** Problem details **
Each line of the material below should be reproduced exactly.

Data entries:
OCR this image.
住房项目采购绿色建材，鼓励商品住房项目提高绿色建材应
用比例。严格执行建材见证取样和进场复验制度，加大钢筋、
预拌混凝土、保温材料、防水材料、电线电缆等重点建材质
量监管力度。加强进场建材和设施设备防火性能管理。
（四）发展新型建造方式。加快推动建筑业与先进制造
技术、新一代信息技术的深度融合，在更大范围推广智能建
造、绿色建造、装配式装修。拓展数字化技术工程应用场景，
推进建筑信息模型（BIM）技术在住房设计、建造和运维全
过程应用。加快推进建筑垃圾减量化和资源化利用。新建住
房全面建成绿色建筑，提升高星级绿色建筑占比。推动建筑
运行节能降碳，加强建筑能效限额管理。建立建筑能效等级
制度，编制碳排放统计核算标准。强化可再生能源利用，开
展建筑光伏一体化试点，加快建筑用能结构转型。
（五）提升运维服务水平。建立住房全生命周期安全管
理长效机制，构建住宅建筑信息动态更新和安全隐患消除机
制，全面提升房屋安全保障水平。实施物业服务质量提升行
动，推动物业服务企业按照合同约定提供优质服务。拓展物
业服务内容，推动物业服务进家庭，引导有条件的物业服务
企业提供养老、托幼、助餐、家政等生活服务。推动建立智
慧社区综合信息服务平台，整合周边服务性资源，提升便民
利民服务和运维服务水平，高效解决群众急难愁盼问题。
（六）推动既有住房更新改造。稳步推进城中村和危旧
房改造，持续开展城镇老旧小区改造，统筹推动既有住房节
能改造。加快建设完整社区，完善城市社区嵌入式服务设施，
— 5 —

** Exercise solution **
OCR this image.
住房项目采购绿色建材，鼓励商品住房项目提高绿色建材应
用比例。严格执行建材见证取样和进场复验制度，加大钢筋、
预拌混凝土、保温材料、防水材料、电线电缆等重点建材质
量监管力度。加强进场建材和设施设备防火性能管理。
（四）发展新型建造方式。加快推动建筑业与先进制造
技术、新一代信息技术的深度融合，在更大范围推广智能建
造、绿色建造、装配式装修。拓展数字化技术工程应用场景，
推进建筑信息模型（BIM）技术在住房设计、建造和运维全
过程应用。加快推进建筑垃圾减量化和资源化利用。新建住
房全面建成绿色建筑，提升高星级绿色建筑占比。推动建筑
运行节能降碳，加强建筑能效限额管理。建立建筑能效等级
制度，编制碳排放统计核算标准。强化可再生能源利用，开
展建筑光伏一体化试点，加快建筑用能结构转型。
（五）提升运维服务水平。建立住房全生命周期安全管
理长效机制，构建住宅建筑信息动态更新和安全隐患消除机
制，全面提升房屋安全保障水平。实施物业服务质量提升行
动，推动物业服务企业按照合同约定提供优质服务。拓展物
业服务内容，推动物业服务进家庭，引导有条件的物业服务
企业提供养老、托幼、助餐、家政等生活服务。推动建立智
慧社区综合信息服务平台，整合周边服务性资源，提升便民
利民服务和运维服务水平，高效解决群众急难愁盼问题。
（六）推动既有住房更新改造。稳步推进城中村和危旧
房改造，持续开展城镇老旧小区改造，统筹推动既有住房节
能改造。加快建设完整社区，完善城市社区嵌入式服务设施，
— 5 —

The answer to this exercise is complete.